### What you have to do
Exactly reproduce each line of the listing that follows.

START Materials provided

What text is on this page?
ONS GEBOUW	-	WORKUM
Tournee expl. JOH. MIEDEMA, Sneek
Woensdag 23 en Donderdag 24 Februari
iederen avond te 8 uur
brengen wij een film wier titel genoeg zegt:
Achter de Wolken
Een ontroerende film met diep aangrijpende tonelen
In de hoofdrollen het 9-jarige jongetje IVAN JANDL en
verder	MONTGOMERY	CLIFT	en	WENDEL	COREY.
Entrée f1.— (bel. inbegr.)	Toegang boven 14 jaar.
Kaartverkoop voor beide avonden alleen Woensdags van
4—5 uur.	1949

END Materials provided

### Response for this exercise
What text is on this page?
ONS GEBOUW	-	WORKUM
Tournee expl. JOH. MIEDEMA, Sneek
Woensdag 23 en Donderdag 24 Februari
iederen avond te 8 uur
brengen wij een film wier titel genoeg zegt:
Achter de Wolken
Een ontroerende film met diep aangrijpende tonelen
In de hoofdrollen het 9-jarige jongetje IVAN JANDL en
verder	MONTGOMERY	CLIFT	en	WENDEL	COREY.
Entrée f1.— (bel. inbegr.)	Toegang boven 14 jaar.
Kaartverkoop voor beide avonden alleen Woensdags van
4—5 uur.	1949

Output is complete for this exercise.